Data records:
---
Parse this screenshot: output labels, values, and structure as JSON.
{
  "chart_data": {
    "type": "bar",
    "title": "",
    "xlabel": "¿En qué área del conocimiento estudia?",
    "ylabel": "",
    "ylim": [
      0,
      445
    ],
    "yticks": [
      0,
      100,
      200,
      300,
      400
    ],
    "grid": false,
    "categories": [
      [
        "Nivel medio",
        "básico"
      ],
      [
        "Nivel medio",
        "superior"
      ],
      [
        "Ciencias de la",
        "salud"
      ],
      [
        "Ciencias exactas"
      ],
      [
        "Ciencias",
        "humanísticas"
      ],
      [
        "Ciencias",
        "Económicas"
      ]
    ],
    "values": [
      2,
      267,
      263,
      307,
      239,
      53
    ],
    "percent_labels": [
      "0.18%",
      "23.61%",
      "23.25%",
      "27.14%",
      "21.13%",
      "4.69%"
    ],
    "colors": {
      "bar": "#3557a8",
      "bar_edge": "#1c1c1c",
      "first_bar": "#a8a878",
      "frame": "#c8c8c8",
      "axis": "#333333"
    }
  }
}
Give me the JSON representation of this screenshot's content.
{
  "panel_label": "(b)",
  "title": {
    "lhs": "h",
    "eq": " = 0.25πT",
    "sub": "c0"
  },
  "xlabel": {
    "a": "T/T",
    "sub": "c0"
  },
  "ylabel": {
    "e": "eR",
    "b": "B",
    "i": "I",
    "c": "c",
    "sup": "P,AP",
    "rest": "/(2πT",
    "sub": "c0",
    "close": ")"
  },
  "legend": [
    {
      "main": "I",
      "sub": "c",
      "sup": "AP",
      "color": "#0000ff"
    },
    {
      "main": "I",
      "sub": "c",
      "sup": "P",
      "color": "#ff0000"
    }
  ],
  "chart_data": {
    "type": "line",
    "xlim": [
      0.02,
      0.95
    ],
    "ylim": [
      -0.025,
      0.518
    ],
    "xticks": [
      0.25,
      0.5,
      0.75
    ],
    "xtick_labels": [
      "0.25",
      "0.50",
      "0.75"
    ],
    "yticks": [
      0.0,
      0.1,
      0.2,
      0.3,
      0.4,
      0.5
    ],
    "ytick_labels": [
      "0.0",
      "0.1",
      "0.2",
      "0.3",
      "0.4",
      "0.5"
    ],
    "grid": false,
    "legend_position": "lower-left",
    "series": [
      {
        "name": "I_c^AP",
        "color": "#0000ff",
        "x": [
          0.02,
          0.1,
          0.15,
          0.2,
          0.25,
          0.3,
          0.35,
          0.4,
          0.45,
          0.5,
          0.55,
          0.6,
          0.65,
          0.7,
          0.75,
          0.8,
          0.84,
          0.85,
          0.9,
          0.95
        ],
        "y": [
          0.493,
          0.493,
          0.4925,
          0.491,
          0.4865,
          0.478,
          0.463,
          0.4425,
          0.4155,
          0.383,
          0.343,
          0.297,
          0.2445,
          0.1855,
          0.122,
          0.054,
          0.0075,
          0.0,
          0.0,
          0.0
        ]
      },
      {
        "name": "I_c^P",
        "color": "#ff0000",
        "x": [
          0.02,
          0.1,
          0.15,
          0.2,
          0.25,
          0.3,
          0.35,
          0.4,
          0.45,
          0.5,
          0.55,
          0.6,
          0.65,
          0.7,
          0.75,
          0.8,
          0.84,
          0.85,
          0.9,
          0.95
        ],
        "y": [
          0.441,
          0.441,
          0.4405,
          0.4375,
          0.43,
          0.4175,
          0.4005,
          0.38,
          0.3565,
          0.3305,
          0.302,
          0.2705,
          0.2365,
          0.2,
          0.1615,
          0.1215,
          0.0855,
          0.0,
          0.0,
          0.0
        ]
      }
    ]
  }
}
---
_PROBLEM TO SOLVE_: Restate the listing above word for word.

_COMPLETED TASK_:
Parse this screenshot: output labels, values, and structure as JSON.
{
  "chart_data": {
    "type": "bar",
    "title": "",
    "xlabel": "¿En qué área del conocimiento estudia?",
    "ylabel": "",
    "ylim": [
      0,
      445
    ],
    "yticks": [
      0,
      100,
      200,
      300,
      400
    ],
    "grid": false,
    "categories": [
      [
        "Nivel medio",
        "básico"
      ],
      [
        "Nivel medio",
        "superior"
      ],
      [
        "Ciencias de la",
        "salud"
      ],
      [
        "Ciencias exactas"
      ],
      [
        "Ciencias",
        "humanísticas"
      ],
      [
        "Ciencias",
        "Económicas"
      ]
    ],
    "values": [
      2,
      267,
      263,
      307,
      239,
      53
    ],
    "percent_labels": [
      "0.18%",
      "23.61%",
      "23.25%",
      "27.14%",
      "21.13%",
      "4.69%"
    ],
    "colors": {
      "bar": "#3557a8",
      "bar_edge": "#1c1c1c",
      "first_bar": "#a8a878",
      "frame": "#c8c8c8",
      "axis": "#333333"
    }
  }
}
Give me the JSON representation of this screenshot's content.
{
  "panel_label": "(b)",
  "title": {
    "lhs": "h",
    "eq": " = 0.25πT",
    "sub": "c0"
  },
  "xlabel": {
    "a": "T/T",
    "sub": "c0"
  },
  "ylabel": {
    "e": "eR",
    "b": "B",
    "i": "I",
    "c": "c",
    "sup": "P,AP",
    "rest": "/(2πT",
    "sub": "c0",
    "close": ")"
  },
  "legend": [
    {
      "main": "I",
      "sub": "c",
      "sup": "AP",
      "color": "#0000ff"
    },
    {
      "main": "I",
      "sub": "c",
      "sup": "P",
      "color": "#ff0000"
    }
  ],
  "chart_data": {
    "type": "line",
    "xlim": [
      0.02,
      0.95
    ],
    "ylim": [
      -0.025,
      0.518
    ],
    "xticks": [
      0.25,
      0.5,
      0.75
    ],
    "xtick_labels": [
      "0.25",
      "0.50",
      "0.75"
    ],
    "yticks": [
      0.0,
      0.1,
      0.2,
      0.3,
      0.4,
      0.5
    ],
    "ytick_labels": [
      "0.0",
      "0.1",
      "0.2",
      "0.3",
      "0.4",
      "0.5"
    ],
    "grid": false,
    "legend_position": "lower-left",
    "series": [
      {
        "name": "I_c^AP",
        "color": "#0000ff",
        "x": [
          0.02,
          0.1,
          0.15,
          0.2,
          0.25,
          0.3,
          0.35,
          0.4,
          0.45,
          0.5,
          0.55,
          0.6,
          0.65,
          0.7,
          0.75,
          0.8,
          0.84,
          0.85,
          0.9,
          0.95
        ],
        "y": [
          0.493,
          0.493,
          0.4925,
          0.491,
          0.4865,
          0.478,
          0.463,
          0.4425,
          0.4155,
          0.383,
          0.343,
          0.297,
          0.2445,
          0.1855,
          0.122,
          0.054,
          0.0075,
          0.0,
          0.0,
          0.0
        ]
      },
      {
        "name": "I_c^P",
        "color": "#ff0000",
        "x": [
          0.02,
          0.1,
          0.15,
          0.2,
          0.25,
          0.3,
          0.35,
          0.4,
          0.45,
          0.5,
          0.55,
          0.6,
          0.65,
          0.7,
          0.75,
          0.8,
          0.84,
          0.85,
          0.9,
          0.95
        ],
        "y": [
          0.441,
          0.441,
          0.4405,
          0.4375,
          0.43,
          0.4175,
          0.4005,
          0.38,
          0.3565,
          0.3305,
          0.302,
          0.2705,
          0.2365,
          0.2,
          0.1615,
          0.1215,
          0.0855,
          0.0,
          0.0,
          0.0
        ]
      }
    ]
  }
}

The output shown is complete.